Extracted data entries:
## start
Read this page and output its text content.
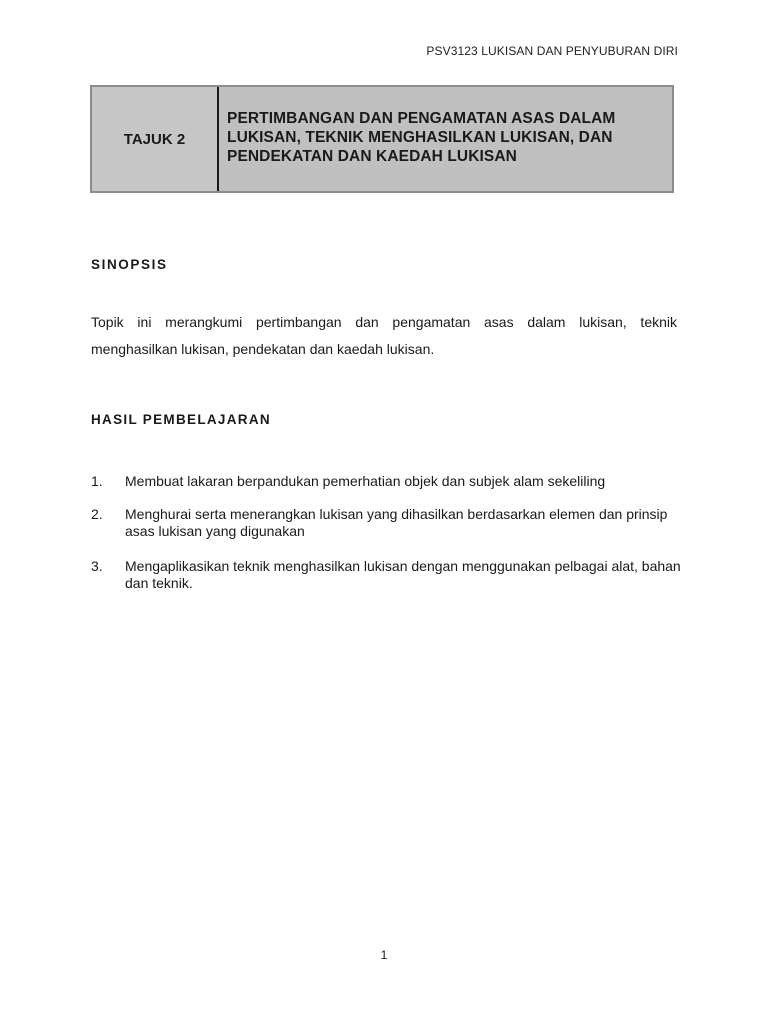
PSV3123 LUKISAN DAN PENYUBURAN DIRI
TAJUK 2
PERTIMBANGAN DAN PENGAMATAN ASAS DALAM LUKISAN, TEKNIK MENGHASILKAN LUKISAN, DAN PENDEKATAN DAN KAEDAH LUKISAN
SINOPSIS
Topik ini merangkumi pertimbangan dan pengamatan asas dalam lukisan, teknik menghasilkan lukisan, pendekatan dan kaedah lukisan.
HASIL PEMBELAJARAN
1.	Membuat lakaran berpandukan pemerhatian objek dan subjek alam sekeliling
2.	Menghurai serta menerangkan lukisan yang dihasilkan berdasarkan elemen dan prinsip asas lukisan yang digunakan
3.	Mengaplikasikan teknik menghasilkan lukisan dengan menggunakan pelbagai alat, bahan dan teknik.
1
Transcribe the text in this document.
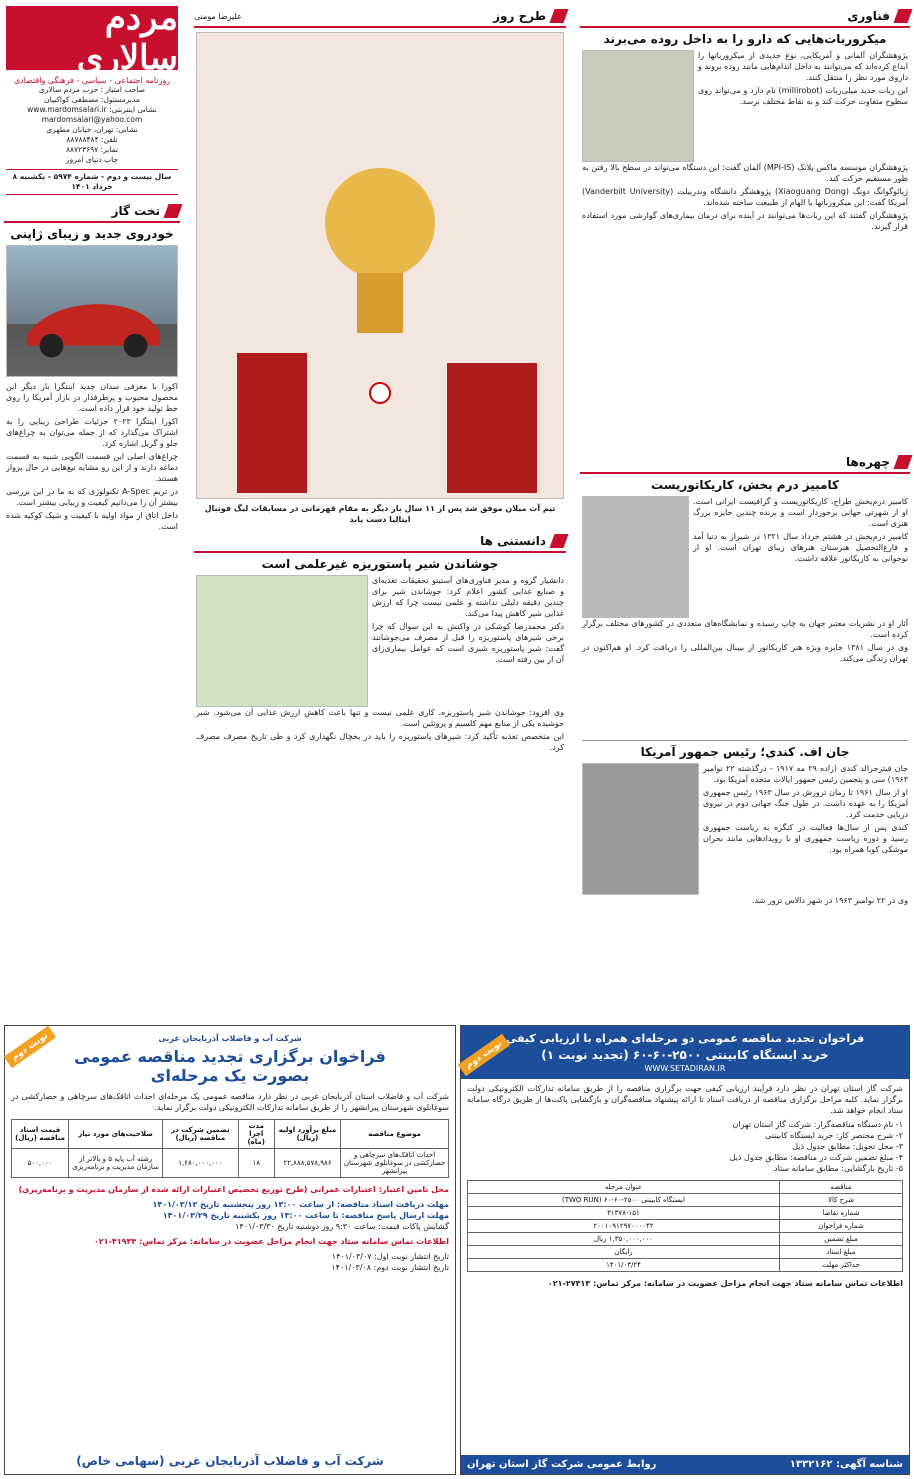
فناوری
میکروربات‌هایی که دارو را به داخل روده می‌برند

پژوهشگران آلمانی و آمریکایی، نوع جدیدی از میکرورباتها را ابداع کرده‌اند که می‌توانند به داخل اندام‌هایی مانند روده بروند و داروی مورد نظر را منتقل کنند.

این ربات جدید میلی‌ربات (millirobot) نام دارد و می‌تواند روی سطوح متفاوت حرکت کند و به نقاط مختلف برسد.

پژوهشگران موسسه ماکس پلانک (MPI-IS) آلمان گفت: این دستگاه می‌تواند در سطح بالا رفتن به طور مستقیم حرکت کند.

ژیائوگوانگ دونگ (Xiaoguang Dong) پژوهشگر دانشگاه وندربیلت (Vanderbilt University) آمریکا گفت: این میکرورباتها با الهام از طبیعت ساخته شده‌اند.

پژوهشگران گفتند که این ربات‌ها می‌توانند در آینده برای درمان بیماری‌های گوارشی مورد استفاده قرار گیرند.

چهره‌ها
کامبیز درم بخش، کاریکاتوریست

کامبیز درم‌بخش طراح، کاریکاتوریست و گرافیست ایرانی است. او از شهرتی جهانی برخوردار است و برنده چندین جایزه بزرگ هنری است.

کامبیز درم‌بخش در هشتم خرداد سال ۱۳۲۱ در شیراز به دنیا آمد و فارغ‌التحصیل هنرستان هنرهای زیبای تهران است. او از نوجوانی به کاریکاتور علاقه داشت.

آثار او در نشریات معتبر جهان به چاپ رسیده و نمایشگاه‌های متعددی در کشورهای مختلف برگزار کرده است.

وی در سال ۱۳۸۱ جایزه ویژه هنر کاریکاتور از بیینال بین‌المللی را دریافت کرد. او هم‌اکنون در تهران زندگی می‌کند.

جان اف. کندی؛ رئیس جمهور آمریکا

جان فیتزجرالد کندی (زاده ۲۹ مه ۱۹۱۷ - درگذشته ۲۲ نوامبر ۱۹۶۳) سی و پنجمین رئیس جمهور ایالات متحده آمریکا بود.

او از سال ۱۹۶۱ تا زمان ترورش در سال ۱۹۶۳ رئیس جمهوری آمریکا را به عهده داشت. در طول جنگ جهانی دوم در نیروی دریایی خدمت کرد.

کندی پس از سال‌ها فعالیت در کنگره به ریاست جمهوری رسید و دوره ریاست جمهوری او با رویدادهایی مانند بحران موشکی کوبا همراه بود.

وی در ۲۲ نوامبر ۱۹۶۳ در شهر دالاس ترور شد.

طرح روز
علیرضا مومنی
تیم آث میلان موفق شد پس از ۱۱ سال بار دیگر به مقام قهرمانی در مسابقات لیگ فوتبال ایتالیا دست یابد
دانستنی ها
جوشاندن شیر پاستوریزه غیرعلمی است

دانشیار گروه و مدیر فناوری‌های آستیتو تحقیقات تغذیه‌ای و صنایع غذایی کشور اعلام کرد: جوشاندن شیر برای چندین دقیقه دلیلی نداشته و علمی نیست چرا که ارزش غذایی شیر کاهش پیدا می‌کند.

دکتر محمدرضا کوشکی در واکنش به این سوال که چرا برخی شیرهای پاستوریزه را قبل از مصرف می‌جوشانند گفت: شیر پاستوریزه شیری است که عوامل بیماری‌زای آن از بین رفته است.

وی افزود: جوشاندن شیر پاستوریزه، کاری علمی نیست و تنها باعث کاهش ارزش غذایی آن می‌شود. شیر جوشیده یکی از منابع مهم کلسیم و پروتئین است.

این متخصص تغذیه تأکید کرد: شیرهای پاستوریزه را باید در یخچال نگهداری کرد و طی تاریخ مصرف مصرف کرد.

مردم سالاری
روزنامه اجتماعی - سیاسی - فرهنگی واقتصادی
صاحب امتیاز : حزب مردم سالاری
مدیرمسئول: مصطفی کواکبیان
نشانی اینترنتی: www.mardomsalari.ir
mardomsalari@yahoo.com
نشانی: تهران، خیابان مطهری
تلفن: ۸۸۷۸۸۴۸۴
نمابر: ۸۸۷۲۳۶۹۷
چاپ دنیای امروز
سال بیست و دوم - شماره ۵۹۷۴ - یکشنبه ۸ خرداد ۱۴۰۱
تخت گاز
خودروی جدید و زیبای ژاپنی

اکورا با معرفی سدان جدید اینتگرا بار دیگر این محصول محبوب و پرطرفدار در بازار آمریکا را روی خط تولید خود قرار داده است.

اکورا اینتگرا ۲۰۲۳ جزئیات طراحی زیبایی را به اشتراک می‌گذارد که از جمله می‌توان به چراغ‌های جلو و گریل اشاره کرد.

چراغ‌های اصلی این قسمت الگویی شبیه به قسمت دماغه دارند و از این رو مشابه تیغ‌هایی در حال پرواز هستند.

در تریم A-Spec تکنولوژی که به ما در این بررسی بیشتر آن را می‌دانیم کیفیت و زیبایی بیشتر است.

داخل اتاق از مواد اولیه با کیفیت و شیک کوکیه شده است.

فراخوان تجدید مناقصه عمومی دو مرحله‌ای همراه با ارزیابی کیفی
خرید ایستگاه کابینتی ۲۵۰۰-۶۰-۶۰ (تجدید نوبت ۱)
WWW.SETADIRAN.IR
شرکت گاز استان تهران در نظر دارد فرآیند ارزیابی کیفی جهت برگزاری مناقصه را از طریق سامانه تدارکات الکترونیکی دولت برگزار نماید. کلیه مراحل برگزاری مناقصه از دریافت اسناد تا ارائه پیشنهاد مناقصه‌گران و بازگشایی پاکت‌ها از طریق درگاه سامانه ستاد انجام خواهد شد.
۱- نام دستگاه مناقصه‌گزار: شرکت گاز استان تهران
۲- شرح مختصر کار: خرید ایستگاه کابینتی
۳- محل تحویل: مطابق جدول ذیل
۴- مبلغ تضمین شرکت در مناقصه: مطابق جدول ذیل
۵- تاریخ بازگشایی: مطابق سامانه ستاد
مناقصه	عنوان مرحله
شرح کالا	ایستگاه کابینتی ۲۵۰۰-۶۰-۶۰ (TWO RUN)
شماره تقاضا	۳۱۳۷۸-۱۵۱
شماره فراخوان	۲۰۰۱۰۹۱۲۹۷۰۰۰۰۴۲
مبلغ تضمین	۱,۳۵۰,۰۰۰,۰۰۰ ریال
مبلغ اسناد	رایگان
حداکثر مهلت	۱۴۰۱/۰۳/۲۴
اطلاعات تماس سامانه ستاد جهت انجام مراحل عضویت در سامانه: مرکز تماس: ۲۷۳۱۳-۰۲۱
شناسه آگهی: ۱۳۳۲۱۶۲
روابط عمومی شرکت گاز استان تهران
نوبت دوم
شرکت آب و فاضلاب آذربایجان غربی
فراخوان برگزاری تجدید مناقصه عمومی
بصورت یک مرحله‌ای
شرکت آب و فاضلاب استان آذربایجان غربی در نظر دارد مناقصه عمومی یک مرحله‌ای احداث اتاقک‌های سرچاهی و حصارکشی در سوغانلوی شهرستان پیرانشهر را از طریق سامانه تدارکات الکترونیکی دولت برگزار نماید.
موضوع مناقصه	مبلغ برآورد اولیه (ریال)	مدت اجرا (ماه)	تضمین شرکت در مناقصه (ریال)	صلاحیت‌های مورد نیاز	قیمت اسناد مناقصه (ریال)
احداث اتاقک‌های سرچاهی و حصارکشی در سوغانلوی شهرستان پیرانشهر	۲۲,۸۸۸,۵۷۸,۹۸۶	۱۸	۱,۶۸۰,۰۰۰,۰۰۰	رشته آب پایه ۵ و بالاتر از سازمان مدیریت و برنامه‌ریزی	۵۰۰,۰۰۰
محل تامین اعتبار: اعتبارات عمرانی (طرح توزیع تخصیص اعتبارات ارائه شده از سازمان مدیریت و برنامه‌ریزی)
مهلت دریافت اسناد مناقصه: از ساعت ۱۳:۰۰ روز پنجشنبه تاریخ ۱۴۰۱/۰۳/۱۲
مهلت ارسال پاسخ مناقصه: تا ساعت ۱۳:۰۰ روز یکشنبه تاریخ ۱۴۰۱/۰۳/۲۹
گشایش پاکات قیمت: ساعت ۹:۳۰ روز دوشنبه تاریخ ۱۴۰۱/۰۳/۳۰
اطلاعات تماس سامانه ستاد جهت انجام مراحل عضویت در سامانه: مرکز تماس: ۴۱۹۳۴-۰۲۱
تاریخ انتشار نوبت اول: ۱۴۰۱/۰۳/۰۷
تاریخ انتشار نوبت دوم: ۱۴۰۱/۰۳/۰۸
شرکت آب و فاضلاب آذربایجان غربی (سهامی خاص)
نوبت دوم
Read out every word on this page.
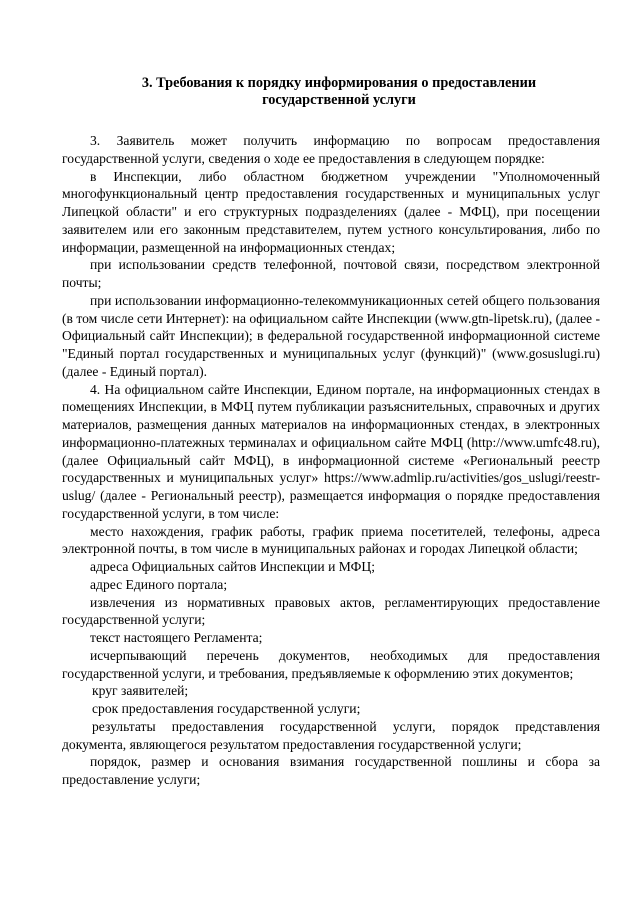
3. Требования к порядку информирования о предоставлении
государственной услуги

3. Заявитель может получить информацию по вопросам предоставления государственной услуги, сведения о ходе ее предоставления в следующем порядке:

в Инспекции, либо областном бюджетном учреждении "Уполномоченный многофункциональный центр предоставления государственных и муниципальных услуг Липецкой области" и его структурных подразделениях (далее - МФЦ), при посещении заявителем или его законным представителем, путем устного консультирования, либо по информации, размещенной на информационных стендах;

при использовании средств телефонной, почтовой связи, посредством электронной почты;

при использовании информационно-телекоммуникационных сетей общего пользования (в том числе сети Интернет): на официальном сайте Инспекции (www.gtn-lipetsk.ru), (далее - Официальный сайт Инспекции); в федеральной государственной информационной системе "Единый портал государственных и муниципальных услуг (функций)" (www.gosuslugi.ru) (далее - Единый портал).

4. На официальном сайте Инспекции, Едином портале, на информационных стендах в помещениях Инспекции, в МФЦ путем публикации разъяснительных, справочных и других материалов, размещения данных материалов на информационных стендах, в электронных информационно-платежных терминалах и официальном сайте МФЦ (http://www.umfc48.ru), (далее Официальный сайт МФЦ), в информационной системе «Региональный реестр государственных и муниципальных услуг» https://www.admlip.ru/activities/gos_uslugi/reestr-uslug/ (далее - Региональный реестр), размещается информация о порядке предоставления государственной услуги, в том числе:

место нахождения, график работы, график приема посетителей, телефоны, адреса электронной почты, в том числе в муниципальных районах и городах Липецкой области;

адреса Официальных сайтов Инспекции и МФЦ;

адрес Единого портала;

извлечения из нормативных правовых актов, регламентирующих предоставление государственной услуги;

текст настоящего Регламента;

исчерпывающий перечень документов, необходимых для предоставления государственной услуги, и требования, предъявляемые к оформлению этих документов;

круг заявителей;

срок предоставления государственной услуги;

результаты предоставления государственной услуги, порядок представления документа, являющегося результатом предоставления государственной услуги;

порядок, размер и основания взимания государственной пошлины и сбора за предоставление услуги;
## end
**EXERCISE DESCRIPTION:** Go through the records and gather the lines that hold "области".

**CORRECT ANSWER:**
в Инспекции, либо областном бюджетном учреждении "Уполномоченный многофункциональный центр предоставления государственных и муниципальных услуг Липецкой области" и его структурных подразделениях (далее - МФЦ), при посещении заявителем или его законным представителем, путем устного консультирования, либо по информации, размещенной на информационных стендах;
место нахождения, график работы, график приема посетителей, телефоны, адреса электронной почты, в том числе в муниципальных районах и городах Липецкой области;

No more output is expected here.